Your objective:
Find each line with the string "Kako" and copy it.

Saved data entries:
## BEGIN

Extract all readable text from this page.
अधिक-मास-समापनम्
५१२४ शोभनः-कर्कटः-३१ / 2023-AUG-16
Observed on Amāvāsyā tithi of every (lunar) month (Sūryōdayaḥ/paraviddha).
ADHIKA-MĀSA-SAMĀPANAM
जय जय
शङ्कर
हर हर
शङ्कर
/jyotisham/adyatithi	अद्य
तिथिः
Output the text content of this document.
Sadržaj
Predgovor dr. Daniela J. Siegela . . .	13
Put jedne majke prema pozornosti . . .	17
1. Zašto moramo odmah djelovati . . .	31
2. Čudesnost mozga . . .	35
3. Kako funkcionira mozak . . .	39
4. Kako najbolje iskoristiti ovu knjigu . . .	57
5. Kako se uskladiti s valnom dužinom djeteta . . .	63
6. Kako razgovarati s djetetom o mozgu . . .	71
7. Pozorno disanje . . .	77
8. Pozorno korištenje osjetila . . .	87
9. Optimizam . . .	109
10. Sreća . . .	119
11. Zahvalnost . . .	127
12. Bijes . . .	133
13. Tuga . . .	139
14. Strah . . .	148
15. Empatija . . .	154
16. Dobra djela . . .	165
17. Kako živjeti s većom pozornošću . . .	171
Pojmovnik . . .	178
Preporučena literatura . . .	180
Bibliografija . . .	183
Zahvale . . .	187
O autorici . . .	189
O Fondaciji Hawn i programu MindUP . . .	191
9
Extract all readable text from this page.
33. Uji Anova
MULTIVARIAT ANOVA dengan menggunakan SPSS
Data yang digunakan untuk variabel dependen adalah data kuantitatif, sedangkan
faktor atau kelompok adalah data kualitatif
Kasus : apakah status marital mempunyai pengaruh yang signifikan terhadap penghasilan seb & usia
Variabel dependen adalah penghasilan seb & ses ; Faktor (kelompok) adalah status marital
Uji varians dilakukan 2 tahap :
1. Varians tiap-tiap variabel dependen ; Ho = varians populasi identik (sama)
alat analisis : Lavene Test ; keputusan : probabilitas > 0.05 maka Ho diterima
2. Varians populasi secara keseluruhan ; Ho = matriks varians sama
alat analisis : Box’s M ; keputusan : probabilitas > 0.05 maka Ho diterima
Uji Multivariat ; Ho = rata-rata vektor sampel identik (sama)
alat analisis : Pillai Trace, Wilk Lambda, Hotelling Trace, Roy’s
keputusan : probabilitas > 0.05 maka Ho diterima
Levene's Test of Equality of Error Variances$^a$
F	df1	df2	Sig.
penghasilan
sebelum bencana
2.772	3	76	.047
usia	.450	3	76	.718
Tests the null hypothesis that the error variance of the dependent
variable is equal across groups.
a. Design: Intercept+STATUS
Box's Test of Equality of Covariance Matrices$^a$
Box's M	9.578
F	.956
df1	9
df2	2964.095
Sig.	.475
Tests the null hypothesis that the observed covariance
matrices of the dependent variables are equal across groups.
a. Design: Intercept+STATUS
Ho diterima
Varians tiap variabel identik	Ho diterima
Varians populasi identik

## END

Expected answer:
3. Kako funkcionira mozak . . .	39
4. Kako najbolje iskoristiti ovu knjigu . . .	57
5. Kako se uskladiti s valnom dužinom djeteta . . .	63
6. Kako razgovarati s djetetom o mozgu . . .	71
17. Kako živjeti s većom pozornošću . . .	171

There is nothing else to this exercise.